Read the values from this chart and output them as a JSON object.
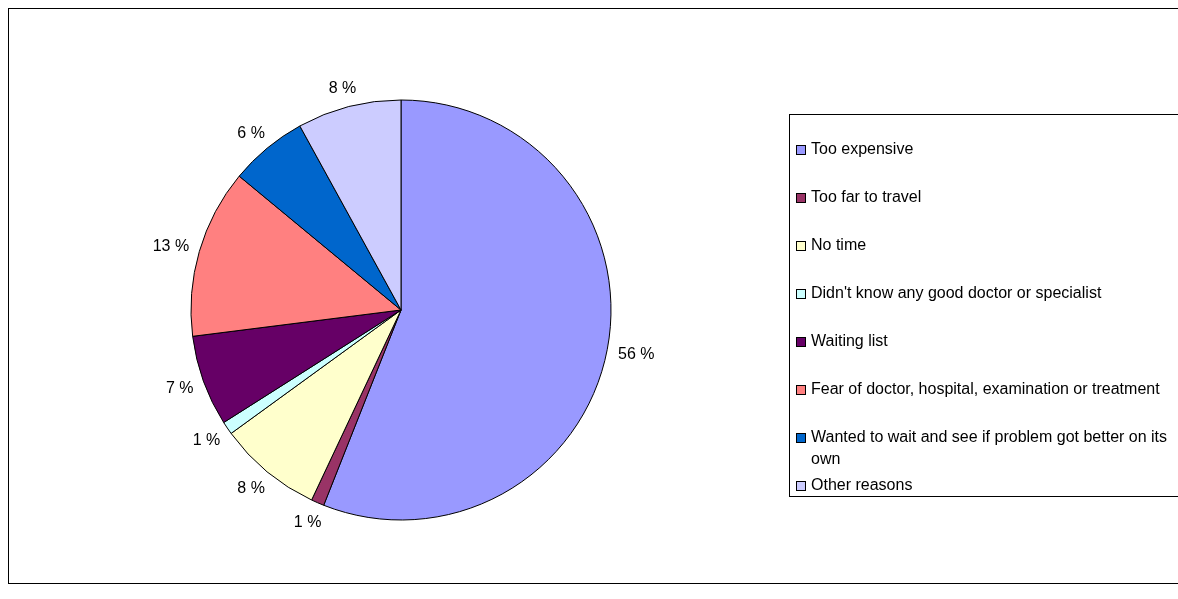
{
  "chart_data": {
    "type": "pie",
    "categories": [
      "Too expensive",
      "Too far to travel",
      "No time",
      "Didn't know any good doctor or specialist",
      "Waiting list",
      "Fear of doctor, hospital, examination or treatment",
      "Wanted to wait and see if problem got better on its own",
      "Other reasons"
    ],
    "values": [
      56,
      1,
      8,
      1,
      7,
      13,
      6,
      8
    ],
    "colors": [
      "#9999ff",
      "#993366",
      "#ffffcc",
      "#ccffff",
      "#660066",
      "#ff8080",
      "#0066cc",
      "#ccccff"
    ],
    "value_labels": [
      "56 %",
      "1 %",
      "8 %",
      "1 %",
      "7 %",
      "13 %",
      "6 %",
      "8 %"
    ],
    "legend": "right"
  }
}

**WHAT IS EXPECTED**
Check each line of the entries above for the word "doctor". List the ones that have it.

**OUTPUT OF THE TASK**
      "Didn't know any good doctor or specialist",
      "Fear of doctor, hospital, examination or treatment",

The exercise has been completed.